→ **What is needed**:
Quote the entries word for word. Omit the pictures.

Records from a collection of figures
============
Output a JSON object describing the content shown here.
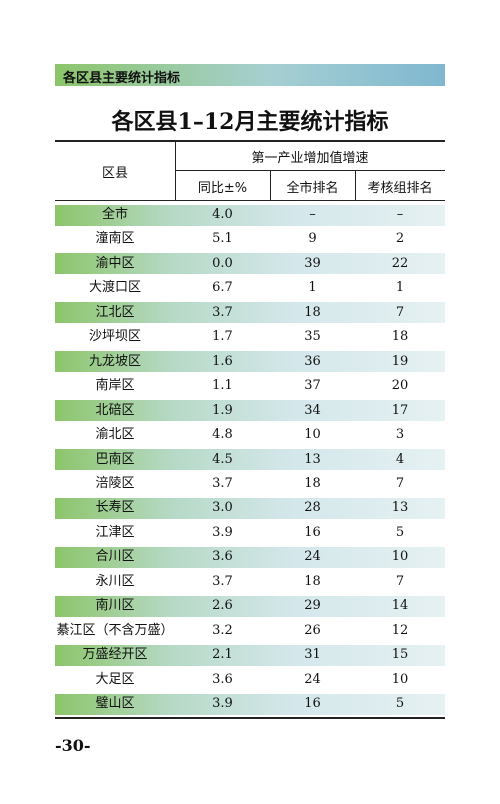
{
  "header": {
    "title": "各区县主要统计指标"
  },
  "table": {
    "title": "各区县1–12月主要统计指标",
    "columns": {
      "region": "区县",
      "group": "第一产业增加值增速",
      "sub": [
        "同比±%",
        "全市排名",
        "考核组排名"
      ]
    },
    "rows": [
      [
        "全市",
        "4.0",
        "–",
        "–"
      ],
      [
        "潼南区",
        "5.1",
        "9",
        "2"
      ],
      [
        "渝中区",
        "0.0",
        "39",
        "22"
      ],
      [
        "大渡口区",
        "6.7",
        "1",
        "1"
      ],
      [
        "江北区",
        "3.7",
        "18",
        "7"
      ],
      [
        "沙坪坝区",
        "1.7",
        "35",
        "18"
      ],
      [
        "九龙坡区",
        "1.6",
        "36",
        "19"
      ],
      [
        "南岸区",
        "1.1",
        "37",
        "20"
      ],
      [
        "北碚区",
        "1.9",
        "34",
        "17"
      ],
      [
        "渝北区",
        "4.8",
        "10",
        "3"
      ],
      [
        "巴南区",
        "4.5",
        "13",
        "4"
      ],
      [
        "涪陵区",
        "3.7",
        "18",
        "7"
      ],
      [
        "长寿区",
        "3.0",
        "28",
        "13"
      ],
      [
        "江津区",
        "3.9",
        "16",
        "5"
      ],
      [
        "合川区",
        "3.6",
        "24",
        "10"
      ],
      [
        "永川区",
        "3.7",
        "18",
        "7"
      ],
      [
        "南川区",
        "2.6",
        "29",
        "14"
      ],
      [
        "綦江区（不含万盛）",
        "3.2",
        "26",
        "12"
      ],
      [
        "万盛经开区",
        "2.1",
        "31",
        "15"
      ],
      [
        "大足区",
        "3.6",
        "24",
        "10"
      ],
      [
        "璧山区",
        "3.9",
        "16",
        "5"
      ]
    ]
  },
  "footer": {
    "page": "-30-"
  }
}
============
→ **Solved problem**:
Output a JSON object describing the content shown here.
{
  "header": {
    "title": "各区县主要统计指标"
  },
  "table": {
    "title": "各区县1–12月主要统计指标",
    "columns": {
      "region": "区县",
      "group": "第一产业增加值增速",
      "sub": [
        "同比±%",
        "全市排名",
        "考核组排名"
      ]
    },
    "rows": [
      [
        "全市",
        "4.0",
        "–",
        "–"
      ],
      [
        "潼南区",
        "5.1",
        "9",
        "2"
      ],
      [
        "渝中区",
        "0.0",
        "39",
        "22"
      ],
      [
        "大渡口区",
        "6.7",
        "1",
        "1"
      ],
      [
        "江北区",
        "3.7",
        "18",
        "7"
      ],
      [
        "沙坪坝区",
        "1.7",
        "35",
        "18"
      ],
      [
        "九龙坡区",
        "1.6",
        "36",
        "19"
      ],
      [
        "南岸区",
        "1.1",
        "37",
        "20"
      ],
      [
        "北碚区",
        "1.9",
        "34",
        "17"
      ],
      [
        "渝北区",
        "4.8",
        "10",
        "3"
      ],
      [
        "巴南区",
        "4.5",
        "13",
        "4"
      ],
      [
        "涪陵区",
        "3.7",
        "18",
        "7"
      ],
      [
        "长寿区",
        "3.0",
        "28",
        "13"
      ],
      [
        "江津区",
        "3.9",
        "16",
        "5"
      ],
      [
        "合川区",
        "3.6",
        "24",
        "10"
      ],
      [
        "永川区",
        "3.7",
        "18",
        "7"
      ],
      [
        "南川区",
        "2.6",
        "29",
        "14"
      ],
      [
        "綦江区（不含万盛）",
        "3.2",
        "26",
        "12"
      ],
      [
        "万盛经开区",
        "2.1",
        "31",
        "15"
      ],
      [
        "大足区",
        "3.6",
        "24",
        "10"
      ],
      [
        "璧山区",
        "3.9",
        "16",
        "5"
      ]
    ]
  },
  "footer": {
    "page": "-30-"
  }
}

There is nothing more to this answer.